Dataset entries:
····················
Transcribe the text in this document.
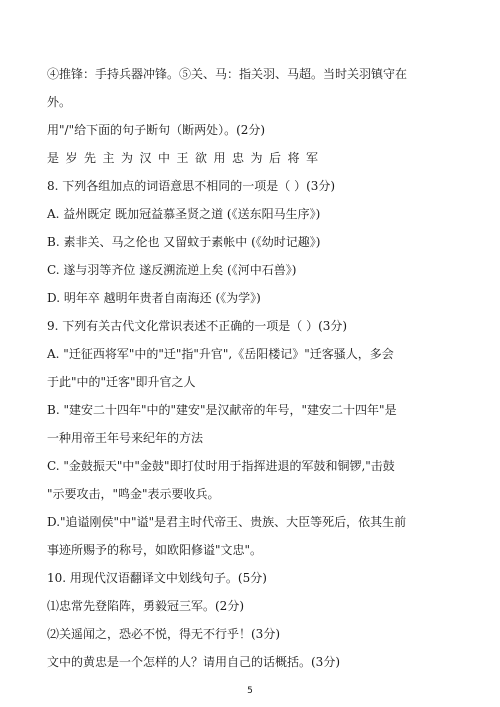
④推锋：手持兵器冲锋。⑤关、马：指关羽、马超。当时关羽镇守在
外。
用"/"给下面的句子断句（断两处）。(2分)
是岁先主为汉中王欲用忠为后将军
8. 下列各组加点的词语意思不相同的一项是（ ）(3分)
A. 益州既定 既加冠益慕圣贤之道 (《送东阳马生序》)
B. 素非关、马之伦也 又留蚊于素帐中 (《幼时记趣》)
C. 遂与羽等齐位 遂反溯流逆上矣 (《河中石兽》)
D. 明年卒 越明年贵者自南海还 (《为学》)
9. 下列有关古代文化常识表述不正确的一项是（ ）(3分)
A. "迁征西将军"中的"迁"指"升官",《岳阳楼记》"迁客骚人，多会
于此"中的"迁客"即升官之人
B. "建安二十四年"中的"建安"是汉献帝的年号，"建安二十四年"是
一种用帝王年号来纪年的方法
C. "金鼓振天"中"金鼓"即打仗时用于指挥进退的军鼓和铜锣,"击鼓
"示要攻击，"鸣金"表示要收兵。
D."追谥刚侯"中"谥"是君主时代帝王、贵族、大臣等死后，依其生前
事迹所赐予的称号，如欧阳修谥"文忠"。
10. 用现代汉语翻译文中划线句子。(5分)
⑴忠常先登陷阵，勇毅冠三军。(2分)
⑵关遥闻之，恐必不悦，得无不行乎！(3分)
文中的黄忠是一个怎样的人？请用自己的话概括。(3分)
5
····················
_WHAT THIS TASK INVOLVES_. In your copy of the listing above, reproduce each line exactly and omit all pictures.

_WORKED ANSWER_.
Transcribe the text in this document.
④推锋：手持兵器冲锋。⑤关、马：指关羽、马超。当时关羽镇守在
外。
用"/"给下面的句子断句（断两处）。(2分)
是岁先主为汉中王欲用忠为后将军
8. 下列各组加点的词语意思不相同的一项是（ ）(3分)
A. 益州既定 既加冠益慕圣贤之道 (《送东阳马生序》)
B. 素非关、马之伦也 又留蚊于素帐中 (《幼时记趣》)
C. 遂与羽等齐位 遂反溯流逆上矣 (《河中石兽》)
D. 明年卒 越明年贵者自南海还 (《为学》)
9. 下列有关古代文化常识表述不正确的一项是（ ）(3分)
A. "迁征西将军"中的"迁"指"升官",《岳阳楼记》"迁客骚人，多会
于此"中的"迁客"即升官之人
B. "建安二十四年"中的"建安"是汉献帝的年号，"建安二十四年"是
一种用帝王年号来纪年的方法
C. "金鼓振天"中"金鼓"即打仗时用于指挥进退的军鼓和铜锣,"击鼓
"示要攻击，"鸣金"表示要收兵。
D."追谥刚侯"中"谥"是君主时代帝王、贵族、大臣等死后，依其生前
事迹所赐予的称号，如欧阳修谥"文忠"。
10. 用现代汉语翻译文中划线句子。(5分)
⑴忠常先登陷阵，勇毅冠三军。(2分)
⑵关遥闻之，恐必不悦，得无不行乎！(3分)
文中的黄忠是一个怎样的人？请用自己的话概括。(3分)
5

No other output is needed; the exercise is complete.